■ **Task details**:
Select from the data all lines with the word "object".
****************************************
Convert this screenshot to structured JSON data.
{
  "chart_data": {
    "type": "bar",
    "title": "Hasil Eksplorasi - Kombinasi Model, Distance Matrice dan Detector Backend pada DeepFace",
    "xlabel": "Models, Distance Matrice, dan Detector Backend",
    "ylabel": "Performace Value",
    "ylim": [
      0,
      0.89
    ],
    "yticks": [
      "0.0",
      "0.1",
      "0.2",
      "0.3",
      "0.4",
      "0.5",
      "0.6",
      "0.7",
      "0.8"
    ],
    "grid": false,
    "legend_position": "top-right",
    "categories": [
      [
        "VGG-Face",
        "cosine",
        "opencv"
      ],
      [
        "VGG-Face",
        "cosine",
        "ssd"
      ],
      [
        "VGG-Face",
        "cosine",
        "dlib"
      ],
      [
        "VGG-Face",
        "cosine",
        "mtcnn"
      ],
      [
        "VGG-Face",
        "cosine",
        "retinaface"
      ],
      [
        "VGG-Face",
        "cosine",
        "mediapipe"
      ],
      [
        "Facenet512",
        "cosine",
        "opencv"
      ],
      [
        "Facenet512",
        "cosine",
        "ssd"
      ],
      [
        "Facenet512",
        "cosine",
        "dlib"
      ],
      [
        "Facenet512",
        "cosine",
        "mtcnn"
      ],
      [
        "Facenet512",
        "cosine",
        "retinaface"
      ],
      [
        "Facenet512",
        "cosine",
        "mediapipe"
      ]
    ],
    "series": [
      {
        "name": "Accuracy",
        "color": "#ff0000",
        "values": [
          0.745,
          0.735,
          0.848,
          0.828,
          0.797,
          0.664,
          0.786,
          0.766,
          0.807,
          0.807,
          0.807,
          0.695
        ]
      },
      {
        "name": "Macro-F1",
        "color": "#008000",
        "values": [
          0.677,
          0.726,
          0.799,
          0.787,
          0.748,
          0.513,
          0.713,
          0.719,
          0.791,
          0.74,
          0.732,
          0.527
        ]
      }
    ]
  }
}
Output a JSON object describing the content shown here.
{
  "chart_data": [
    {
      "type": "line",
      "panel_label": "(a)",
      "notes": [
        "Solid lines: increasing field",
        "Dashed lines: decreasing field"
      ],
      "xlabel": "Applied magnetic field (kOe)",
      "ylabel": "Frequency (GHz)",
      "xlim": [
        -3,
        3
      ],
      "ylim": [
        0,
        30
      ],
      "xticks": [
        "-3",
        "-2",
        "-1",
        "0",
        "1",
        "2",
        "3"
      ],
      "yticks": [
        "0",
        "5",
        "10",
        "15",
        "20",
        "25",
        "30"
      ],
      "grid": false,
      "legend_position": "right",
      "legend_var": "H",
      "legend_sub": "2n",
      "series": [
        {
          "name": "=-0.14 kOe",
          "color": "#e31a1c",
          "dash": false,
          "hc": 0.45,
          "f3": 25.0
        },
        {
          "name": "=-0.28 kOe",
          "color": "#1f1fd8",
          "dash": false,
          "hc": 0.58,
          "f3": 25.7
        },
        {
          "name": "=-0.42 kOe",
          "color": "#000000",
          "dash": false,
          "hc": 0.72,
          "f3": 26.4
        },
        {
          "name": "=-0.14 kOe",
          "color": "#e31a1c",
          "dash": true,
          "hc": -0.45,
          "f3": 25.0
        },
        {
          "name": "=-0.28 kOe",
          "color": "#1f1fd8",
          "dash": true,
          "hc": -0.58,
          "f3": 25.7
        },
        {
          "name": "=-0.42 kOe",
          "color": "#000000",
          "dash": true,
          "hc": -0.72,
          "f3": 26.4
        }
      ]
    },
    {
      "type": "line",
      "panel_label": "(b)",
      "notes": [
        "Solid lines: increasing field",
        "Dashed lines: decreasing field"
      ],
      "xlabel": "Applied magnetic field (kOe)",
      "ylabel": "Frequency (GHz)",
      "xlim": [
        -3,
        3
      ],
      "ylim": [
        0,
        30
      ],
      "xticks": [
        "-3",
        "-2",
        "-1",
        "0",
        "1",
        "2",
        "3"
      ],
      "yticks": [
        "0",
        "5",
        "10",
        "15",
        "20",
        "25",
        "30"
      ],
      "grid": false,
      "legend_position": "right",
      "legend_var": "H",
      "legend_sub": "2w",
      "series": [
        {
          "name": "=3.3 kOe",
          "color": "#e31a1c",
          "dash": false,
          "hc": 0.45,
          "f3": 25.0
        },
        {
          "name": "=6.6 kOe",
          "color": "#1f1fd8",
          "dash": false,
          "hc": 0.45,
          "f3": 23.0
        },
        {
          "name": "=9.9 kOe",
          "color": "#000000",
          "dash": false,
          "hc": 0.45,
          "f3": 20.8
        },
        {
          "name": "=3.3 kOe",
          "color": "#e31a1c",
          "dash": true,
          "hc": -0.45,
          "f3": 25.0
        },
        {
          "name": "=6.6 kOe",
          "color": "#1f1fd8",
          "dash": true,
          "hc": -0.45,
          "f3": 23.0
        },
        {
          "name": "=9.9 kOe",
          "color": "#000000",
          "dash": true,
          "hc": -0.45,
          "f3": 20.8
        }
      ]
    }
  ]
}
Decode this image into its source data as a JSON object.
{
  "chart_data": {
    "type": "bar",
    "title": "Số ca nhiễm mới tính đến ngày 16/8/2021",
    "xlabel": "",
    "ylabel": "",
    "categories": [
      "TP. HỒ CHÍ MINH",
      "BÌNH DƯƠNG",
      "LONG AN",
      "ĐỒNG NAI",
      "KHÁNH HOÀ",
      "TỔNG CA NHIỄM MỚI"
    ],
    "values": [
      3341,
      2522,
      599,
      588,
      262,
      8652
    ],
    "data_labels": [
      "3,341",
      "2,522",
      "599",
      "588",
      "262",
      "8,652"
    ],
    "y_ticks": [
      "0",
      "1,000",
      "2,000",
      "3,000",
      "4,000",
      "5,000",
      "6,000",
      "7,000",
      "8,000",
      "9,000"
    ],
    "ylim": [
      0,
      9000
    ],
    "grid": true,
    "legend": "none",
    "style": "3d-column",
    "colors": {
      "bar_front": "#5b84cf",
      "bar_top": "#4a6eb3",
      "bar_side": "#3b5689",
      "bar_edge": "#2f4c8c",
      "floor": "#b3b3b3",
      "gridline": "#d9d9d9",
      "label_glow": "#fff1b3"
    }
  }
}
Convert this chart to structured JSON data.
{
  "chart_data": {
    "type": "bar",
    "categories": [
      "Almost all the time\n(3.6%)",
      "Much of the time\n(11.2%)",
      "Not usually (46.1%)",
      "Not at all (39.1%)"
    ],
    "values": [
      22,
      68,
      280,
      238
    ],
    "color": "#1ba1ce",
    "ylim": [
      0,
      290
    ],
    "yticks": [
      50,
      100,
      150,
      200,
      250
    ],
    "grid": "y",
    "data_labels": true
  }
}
****************************************
■ **Result of this exercise**:
Output a JSON object describing the content shown here.
Decode this image into its source data as a JSON object.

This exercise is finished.